What is being asked: In the hiking trails text below, reproduce word for word the part that opens with the words containing "I don’t think" and closes with "the link http://www.fs.usda.gov/fnst.".

Selected text:
§
I don’t think that anyone doubts that those of us working at Ultra Lightload Towels are pretty enamored with hiking, so yet another blog post on amazing hiking trails won’t come as much of a surprise.
No matter if you’re a skilled backpacker or an average Joe who wants to really see what Mother Nature has to offer, there’s a gorgeous trail out there just waiting to offer you the experience of a lifetime. These 30 hiking trails are among the most beautiful in the world and certain to get your blood pumping!
One ofUltra Lightload Towels employees favorites hiking trails here in the US is the Florida National Scenic Trail. However we did not include that one here as we have several blog post for that one. If you are interested about the Florida National Scenic Trail here is the link http://www.fs.usda.gov/fnst.
Colorado Trail – United States: Spanning 486 miles, the Colorado Trail runs from the mouth of Waterton Canyon southwest of Denver, to Durango, through historic mining towns and along ancient Indian trails. For the “short version,” stick to the most beautiful 68 miles between San Luis Pass and Molas Pass, and expect to see a lot of wildlife and plenty of gorgeous wildflowers.
§
Data lines:
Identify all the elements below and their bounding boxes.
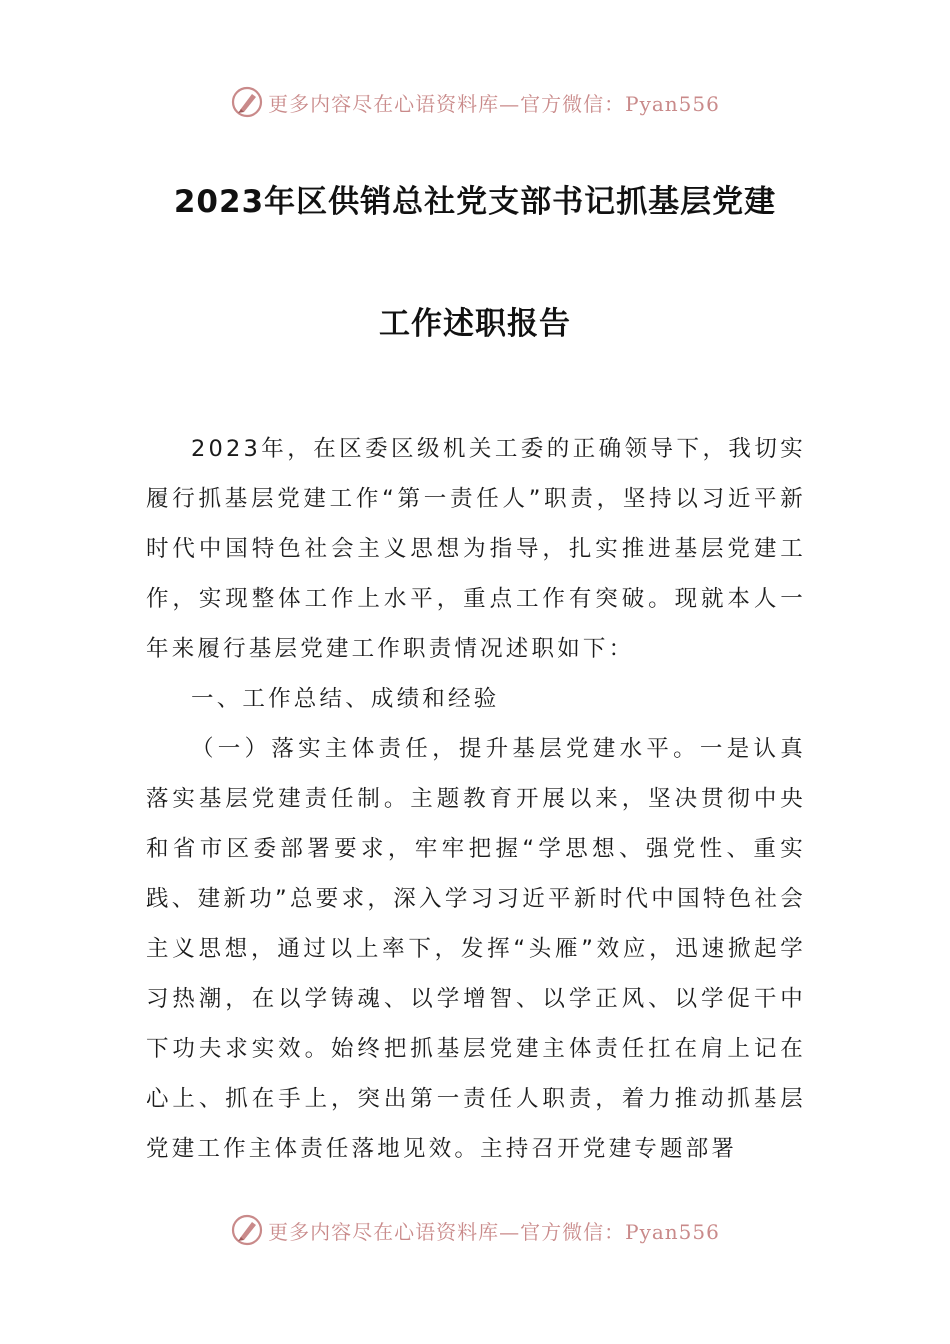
§
The answer:
I don’t think that anyone doubts that those of us working at Ultra Lightload Towels are pretty enamored with hiking, so yet another blog post on amazing hiking trails won’t come as much of a surprise.
No matter if you’re a skilled backpacker or an average Joe who wants to really see what Mother Nature has to offer, there’s a gorgeous trail out there just waiting to offer you the experience of a lifetime. These 30 hiking trails are among the most beautiful in the world and certain to get your blood pumping!
One ofUltra Lightload Towels employees favorites hiking trails here in the US is the Florida National Scenic Trail. However we did not include that one here as we have several blog post for that one. If you are interested about the Florida National Scenic Trail here is the link http://www.fs.usda.gov/fnst.